* START DATA *

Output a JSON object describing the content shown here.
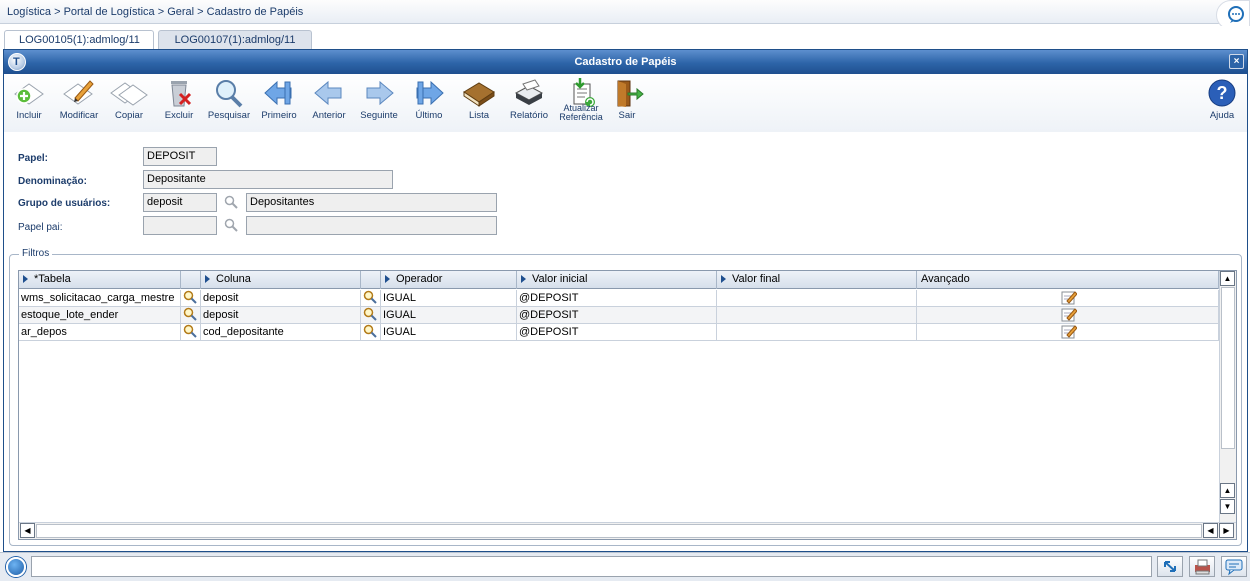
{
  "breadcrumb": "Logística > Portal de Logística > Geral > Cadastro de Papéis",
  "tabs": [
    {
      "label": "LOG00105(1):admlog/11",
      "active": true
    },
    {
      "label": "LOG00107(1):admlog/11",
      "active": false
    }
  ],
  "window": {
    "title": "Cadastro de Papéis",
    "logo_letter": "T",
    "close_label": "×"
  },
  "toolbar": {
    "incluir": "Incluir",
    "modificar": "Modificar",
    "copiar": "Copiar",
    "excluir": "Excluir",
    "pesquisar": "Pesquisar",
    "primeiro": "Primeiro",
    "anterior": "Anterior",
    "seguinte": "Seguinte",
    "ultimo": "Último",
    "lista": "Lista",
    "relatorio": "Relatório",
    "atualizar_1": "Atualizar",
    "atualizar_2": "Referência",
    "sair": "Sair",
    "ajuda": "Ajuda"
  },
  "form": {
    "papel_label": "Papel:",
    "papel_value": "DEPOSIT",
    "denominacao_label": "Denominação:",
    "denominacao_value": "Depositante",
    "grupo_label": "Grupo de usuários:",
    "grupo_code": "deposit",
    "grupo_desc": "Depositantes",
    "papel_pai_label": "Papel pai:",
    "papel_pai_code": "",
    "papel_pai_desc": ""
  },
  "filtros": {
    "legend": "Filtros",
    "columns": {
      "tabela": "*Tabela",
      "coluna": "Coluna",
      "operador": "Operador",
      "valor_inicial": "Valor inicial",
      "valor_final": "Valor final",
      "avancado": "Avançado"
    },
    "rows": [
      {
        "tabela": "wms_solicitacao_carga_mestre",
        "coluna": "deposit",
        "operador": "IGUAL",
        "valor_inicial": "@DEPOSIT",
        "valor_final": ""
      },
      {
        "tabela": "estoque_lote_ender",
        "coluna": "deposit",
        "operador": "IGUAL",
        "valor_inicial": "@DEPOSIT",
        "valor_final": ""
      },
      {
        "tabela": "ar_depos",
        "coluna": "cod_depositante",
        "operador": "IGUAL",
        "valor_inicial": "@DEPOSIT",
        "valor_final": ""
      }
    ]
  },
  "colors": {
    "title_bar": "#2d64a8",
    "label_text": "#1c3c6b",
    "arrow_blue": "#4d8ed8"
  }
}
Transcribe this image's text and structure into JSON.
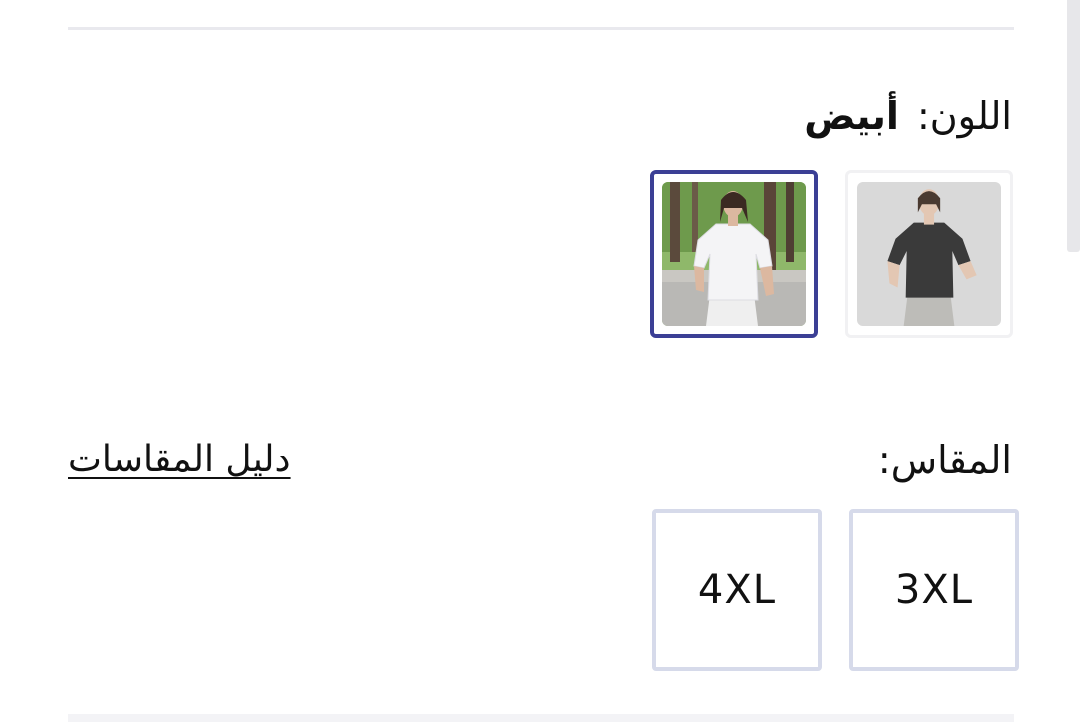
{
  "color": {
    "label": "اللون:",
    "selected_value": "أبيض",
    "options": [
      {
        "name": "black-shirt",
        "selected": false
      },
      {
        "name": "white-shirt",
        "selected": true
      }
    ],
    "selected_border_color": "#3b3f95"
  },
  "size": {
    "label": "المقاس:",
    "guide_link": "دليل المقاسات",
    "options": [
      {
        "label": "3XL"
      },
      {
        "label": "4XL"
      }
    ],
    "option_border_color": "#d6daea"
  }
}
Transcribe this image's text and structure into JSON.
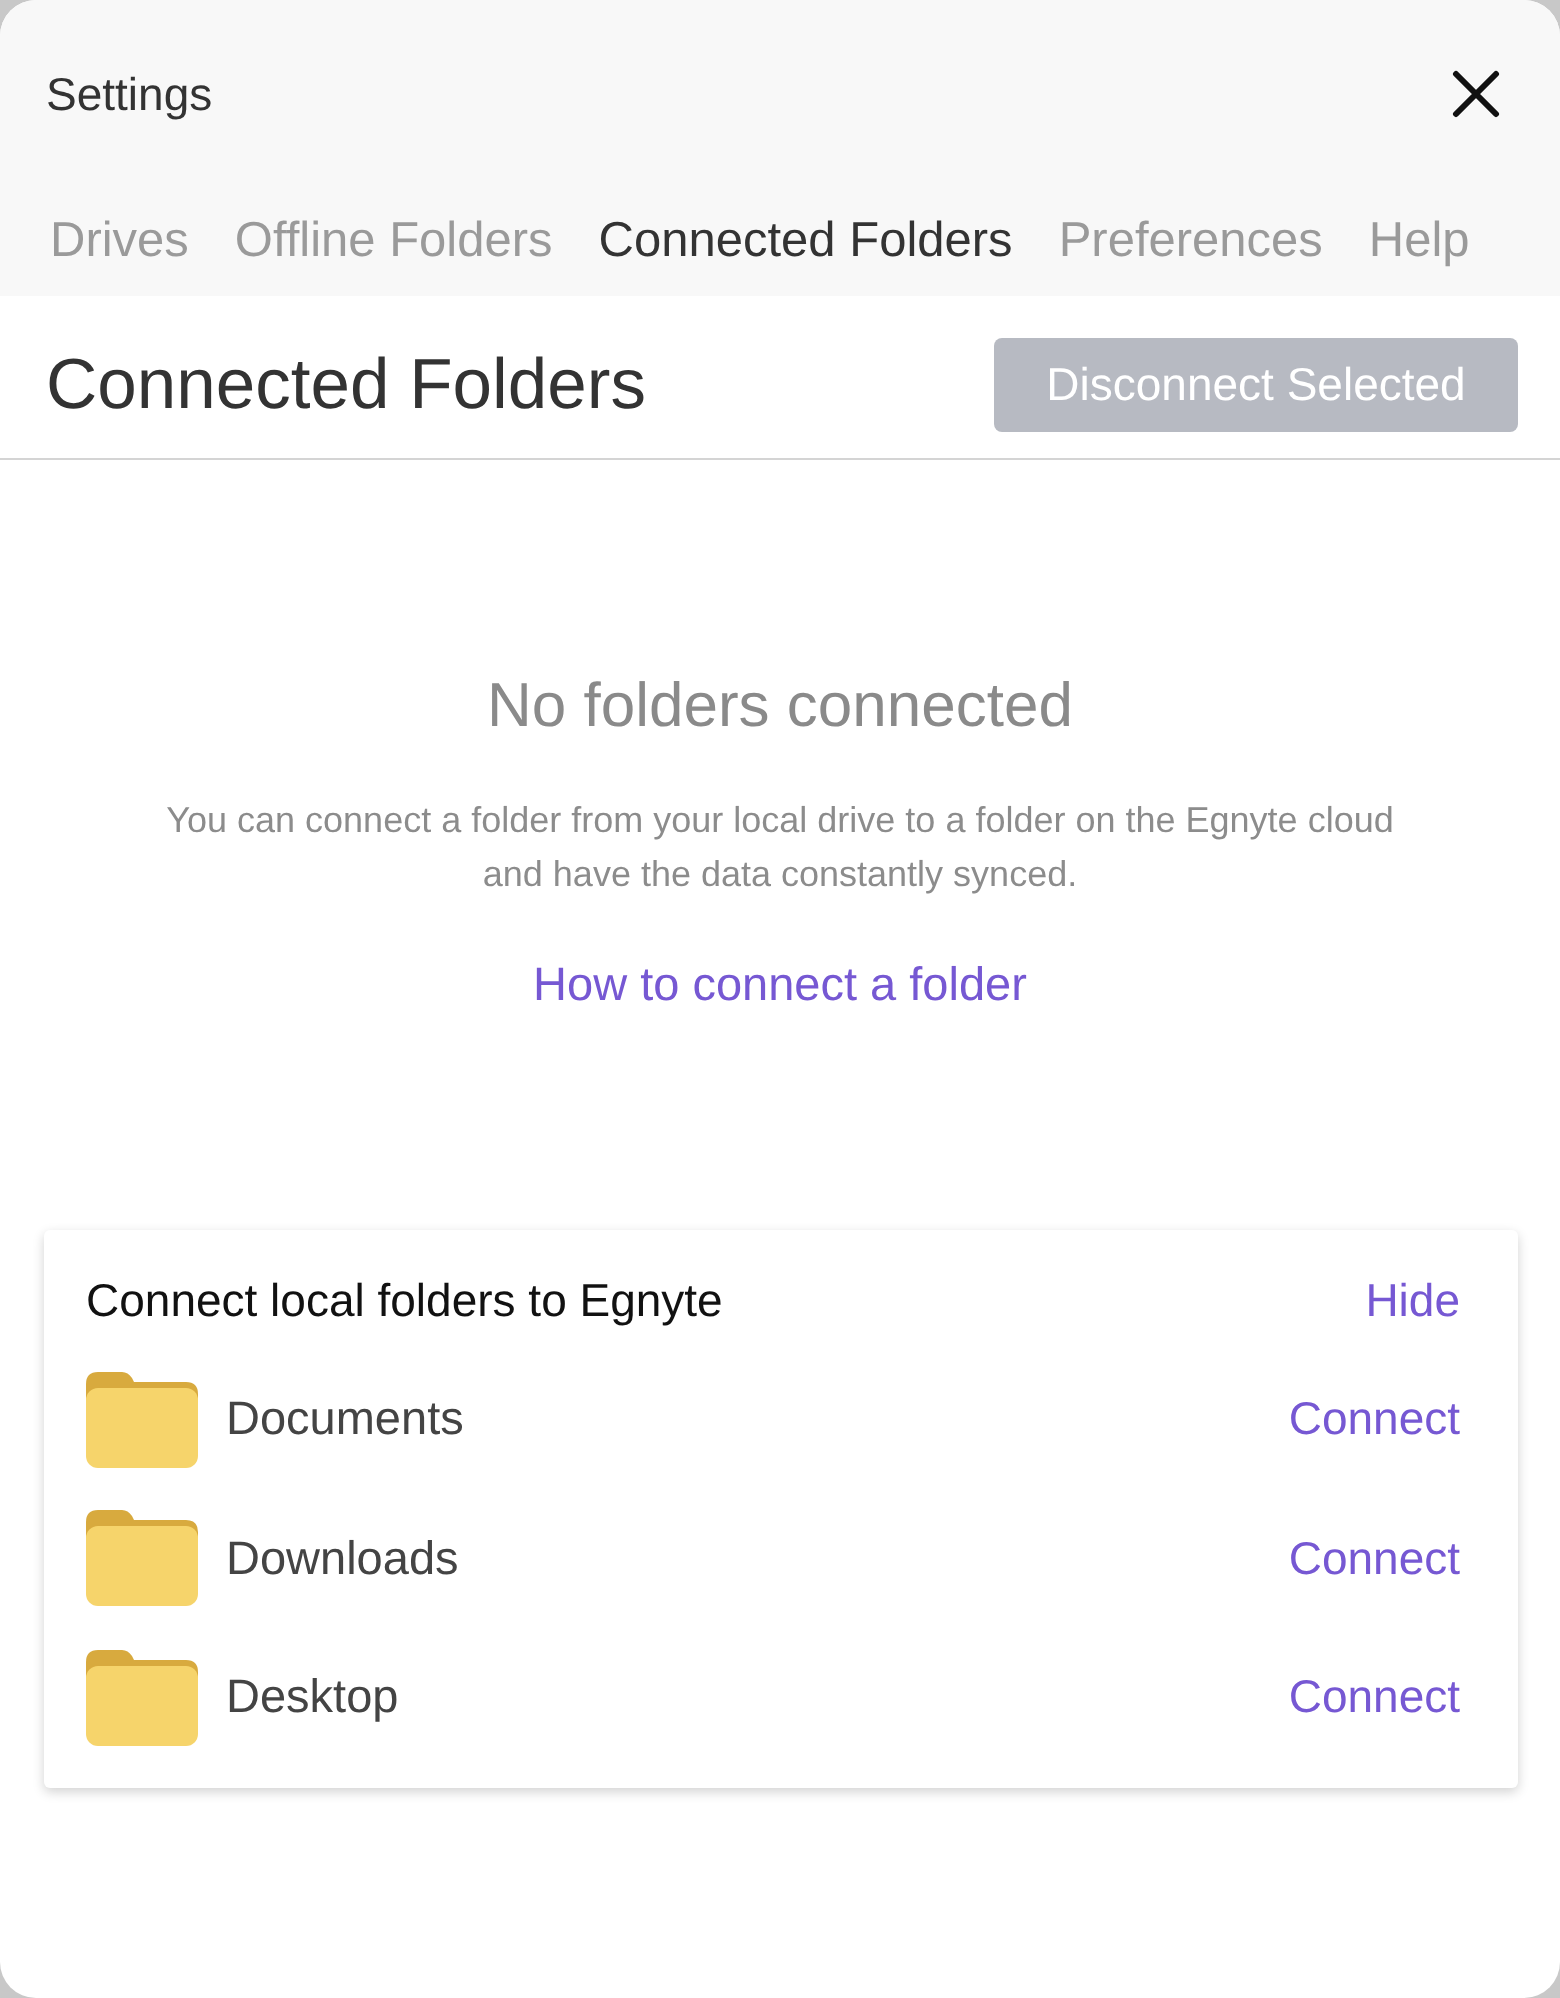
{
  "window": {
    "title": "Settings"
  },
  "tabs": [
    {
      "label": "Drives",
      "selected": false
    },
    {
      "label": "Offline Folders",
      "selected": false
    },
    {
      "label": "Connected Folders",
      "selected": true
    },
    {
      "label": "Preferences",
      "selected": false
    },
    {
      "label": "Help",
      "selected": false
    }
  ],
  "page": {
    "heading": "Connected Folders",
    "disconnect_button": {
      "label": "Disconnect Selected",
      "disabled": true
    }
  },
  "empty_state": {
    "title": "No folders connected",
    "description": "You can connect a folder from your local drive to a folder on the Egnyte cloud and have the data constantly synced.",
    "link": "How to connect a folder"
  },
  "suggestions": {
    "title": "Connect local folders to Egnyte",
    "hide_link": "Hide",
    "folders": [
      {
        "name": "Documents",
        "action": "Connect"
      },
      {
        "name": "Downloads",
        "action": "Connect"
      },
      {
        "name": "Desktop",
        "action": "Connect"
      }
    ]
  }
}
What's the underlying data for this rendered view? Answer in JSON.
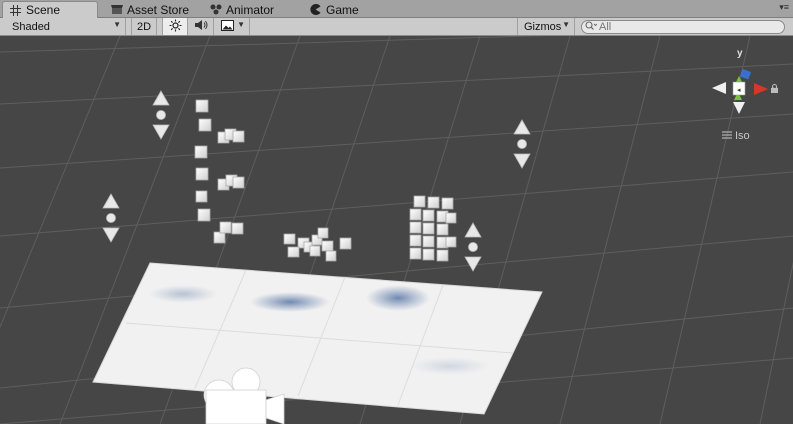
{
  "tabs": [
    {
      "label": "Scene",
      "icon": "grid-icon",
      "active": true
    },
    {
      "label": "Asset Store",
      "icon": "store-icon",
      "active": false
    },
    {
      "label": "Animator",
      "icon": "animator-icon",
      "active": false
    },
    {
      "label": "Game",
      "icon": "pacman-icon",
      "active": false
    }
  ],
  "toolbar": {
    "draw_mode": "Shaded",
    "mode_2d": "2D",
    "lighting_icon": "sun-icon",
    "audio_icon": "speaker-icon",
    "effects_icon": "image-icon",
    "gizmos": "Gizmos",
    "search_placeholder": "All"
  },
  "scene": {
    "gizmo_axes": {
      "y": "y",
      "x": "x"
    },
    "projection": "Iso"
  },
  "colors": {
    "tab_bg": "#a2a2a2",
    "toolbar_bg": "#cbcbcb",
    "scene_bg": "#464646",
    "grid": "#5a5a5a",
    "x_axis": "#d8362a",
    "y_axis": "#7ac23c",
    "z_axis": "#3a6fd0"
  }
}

* END DATA *

TASK TO CARRY OUT:
Select all lines with the word "Egnyte" from the entries above.

COMPLETED TASK:
    "description": "You can connect a folder from your local drive to a folder on the Egnyte cloud and have the data constantly synced.",
    "title": "Connect local folders to Egnyte",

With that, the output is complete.